Problem to work on: Pick out every line that holds the string "vyšité" and copy it.

Dataset entries:
-- START --

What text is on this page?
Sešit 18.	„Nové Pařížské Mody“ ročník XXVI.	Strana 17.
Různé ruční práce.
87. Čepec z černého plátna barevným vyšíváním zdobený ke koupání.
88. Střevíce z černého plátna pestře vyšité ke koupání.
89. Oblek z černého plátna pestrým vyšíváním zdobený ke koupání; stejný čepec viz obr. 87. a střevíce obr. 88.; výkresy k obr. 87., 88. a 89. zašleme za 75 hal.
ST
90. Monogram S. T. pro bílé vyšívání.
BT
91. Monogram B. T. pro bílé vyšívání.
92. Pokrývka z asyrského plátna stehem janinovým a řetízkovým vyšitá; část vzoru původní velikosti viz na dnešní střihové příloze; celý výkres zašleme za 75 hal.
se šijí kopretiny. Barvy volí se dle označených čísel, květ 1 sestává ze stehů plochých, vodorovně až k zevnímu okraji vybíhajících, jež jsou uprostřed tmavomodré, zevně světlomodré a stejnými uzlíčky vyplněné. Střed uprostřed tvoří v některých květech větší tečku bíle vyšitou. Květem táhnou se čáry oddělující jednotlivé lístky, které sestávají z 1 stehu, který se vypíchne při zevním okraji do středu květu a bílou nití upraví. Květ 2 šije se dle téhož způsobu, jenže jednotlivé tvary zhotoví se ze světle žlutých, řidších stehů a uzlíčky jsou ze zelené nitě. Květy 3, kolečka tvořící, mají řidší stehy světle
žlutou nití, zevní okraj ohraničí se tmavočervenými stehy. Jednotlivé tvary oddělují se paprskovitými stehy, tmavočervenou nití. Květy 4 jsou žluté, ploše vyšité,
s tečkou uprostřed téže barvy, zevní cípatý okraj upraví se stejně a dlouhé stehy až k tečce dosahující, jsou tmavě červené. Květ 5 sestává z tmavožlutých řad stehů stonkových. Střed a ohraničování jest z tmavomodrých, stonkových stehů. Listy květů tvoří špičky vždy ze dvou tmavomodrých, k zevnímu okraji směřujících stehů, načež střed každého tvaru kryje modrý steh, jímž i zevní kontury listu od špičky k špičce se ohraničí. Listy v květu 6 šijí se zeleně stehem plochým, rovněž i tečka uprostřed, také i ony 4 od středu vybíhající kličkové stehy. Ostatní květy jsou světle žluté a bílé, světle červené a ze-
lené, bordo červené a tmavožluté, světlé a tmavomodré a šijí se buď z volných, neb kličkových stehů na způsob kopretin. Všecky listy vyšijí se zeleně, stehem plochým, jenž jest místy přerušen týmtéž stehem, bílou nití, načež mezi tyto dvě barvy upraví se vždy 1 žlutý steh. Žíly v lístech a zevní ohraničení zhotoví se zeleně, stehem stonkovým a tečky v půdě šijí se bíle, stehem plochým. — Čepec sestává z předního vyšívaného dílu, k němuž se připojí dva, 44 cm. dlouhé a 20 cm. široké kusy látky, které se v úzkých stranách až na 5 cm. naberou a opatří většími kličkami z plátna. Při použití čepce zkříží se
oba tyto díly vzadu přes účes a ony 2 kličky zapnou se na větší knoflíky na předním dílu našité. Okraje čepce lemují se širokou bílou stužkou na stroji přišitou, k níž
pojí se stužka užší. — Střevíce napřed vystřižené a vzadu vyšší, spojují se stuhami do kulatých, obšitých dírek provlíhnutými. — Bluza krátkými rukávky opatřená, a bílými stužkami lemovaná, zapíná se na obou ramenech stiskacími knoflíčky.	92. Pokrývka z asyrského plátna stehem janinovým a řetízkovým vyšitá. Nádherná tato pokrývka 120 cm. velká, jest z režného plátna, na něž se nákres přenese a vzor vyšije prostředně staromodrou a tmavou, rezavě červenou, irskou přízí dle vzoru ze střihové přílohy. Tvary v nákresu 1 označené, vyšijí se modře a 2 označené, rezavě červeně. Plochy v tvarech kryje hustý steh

-- END --

Solution for this task:
88. Střevíce z černého plátna pestře vyšité ke koupání.
žlutou nití, zevní okraj ohraničí se tmavočervenými stehy. Jednotlivé tvary oddělují se paprskovitými stehy, tmavočervenou nití. Květy 4 jsou žluté, ploše vyšité,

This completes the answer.